▶
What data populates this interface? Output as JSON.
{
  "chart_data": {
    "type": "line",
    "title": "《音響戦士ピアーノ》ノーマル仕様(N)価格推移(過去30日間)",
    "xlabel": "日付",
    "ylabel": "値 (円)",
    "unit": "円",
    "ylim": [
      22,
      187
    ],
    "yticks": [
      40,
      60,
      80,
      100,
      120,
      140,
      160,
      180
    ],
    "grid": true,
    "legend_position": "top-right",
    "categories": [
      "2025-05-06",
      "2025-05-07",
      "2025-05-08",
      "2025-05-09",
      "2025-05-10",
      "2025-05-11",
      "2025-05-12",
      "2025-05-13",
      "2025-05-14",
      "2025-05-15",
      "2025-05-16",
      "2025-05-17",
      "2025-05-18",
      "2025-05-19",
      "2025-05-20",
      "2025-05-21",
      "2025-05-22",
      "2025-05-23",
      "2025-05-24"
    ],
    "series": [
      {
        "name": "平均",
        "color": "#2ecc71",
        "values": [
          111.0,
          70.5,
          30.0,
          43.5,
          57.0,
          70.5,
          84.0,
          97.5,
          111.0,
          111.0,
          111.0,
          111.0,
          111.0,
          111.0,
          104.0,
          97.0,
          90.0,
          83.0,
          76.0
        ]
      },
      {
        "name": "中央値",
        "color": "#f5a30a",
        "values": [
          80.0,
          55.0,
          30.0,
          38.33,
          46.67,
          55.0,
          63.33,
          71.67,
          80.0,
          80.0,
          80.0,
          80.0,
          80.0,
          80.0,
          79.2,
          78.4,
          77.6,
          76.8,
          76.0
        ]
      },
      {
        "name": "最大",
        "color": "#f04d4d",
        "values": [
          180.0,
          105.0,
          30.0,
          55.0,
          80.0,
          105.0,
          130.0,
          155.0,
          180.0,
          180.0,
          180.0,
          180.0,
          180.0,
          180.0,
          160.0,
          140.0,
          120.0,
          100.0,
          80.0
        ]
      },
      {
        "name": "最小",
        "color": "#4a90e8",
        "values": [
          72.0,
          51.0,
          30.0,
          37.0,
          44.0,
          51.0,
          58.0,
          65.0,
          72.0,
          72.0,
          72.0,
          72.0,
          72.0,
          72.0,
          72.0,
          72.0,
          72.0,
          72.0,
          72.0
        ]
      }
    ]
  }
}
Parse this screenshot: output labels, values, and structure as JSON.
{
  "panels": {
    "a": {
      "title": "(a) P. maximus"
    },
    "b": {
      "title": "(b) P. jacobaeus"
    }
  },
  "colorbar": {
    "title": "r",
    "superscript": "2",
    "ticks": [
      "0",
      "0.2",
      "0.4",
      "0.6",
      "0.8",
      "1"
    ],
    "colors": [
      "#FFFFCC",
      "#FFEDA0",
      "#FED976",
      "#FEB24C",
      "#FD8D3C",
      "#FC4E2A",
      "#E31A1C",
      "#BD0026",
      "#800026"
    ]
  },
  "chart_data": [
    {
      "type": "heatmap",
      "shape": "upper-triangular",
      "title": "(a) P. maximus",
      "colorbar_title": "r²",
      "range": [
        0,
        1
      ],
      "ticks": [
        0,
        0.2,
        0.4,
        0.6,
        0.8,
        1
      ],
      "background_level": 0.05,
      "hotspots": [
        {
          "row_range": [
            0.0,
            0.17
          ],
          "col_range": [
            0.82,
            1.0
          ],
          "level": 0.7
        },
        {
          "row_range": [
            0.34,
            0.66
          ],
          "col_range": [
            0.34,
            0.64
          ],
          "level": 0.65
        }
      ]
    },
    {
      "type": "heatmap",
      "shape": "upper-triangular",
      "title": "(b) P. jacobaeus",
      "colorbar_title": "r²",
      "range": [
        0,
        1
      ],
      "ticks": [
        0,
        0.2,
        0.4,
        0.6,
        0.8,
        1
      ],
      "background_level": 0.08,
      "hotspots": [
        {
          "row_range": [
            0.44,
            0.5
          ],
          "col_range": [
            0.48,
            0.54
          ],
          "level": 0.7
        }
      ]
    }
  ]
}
◀
• [Exercise directions]: From the entries above, copy every line where the word "this" shows up.

• [Response]:
What data populates this interface? Output as JSON.
Parse this screenshot: output labels, values, and structure as JSON.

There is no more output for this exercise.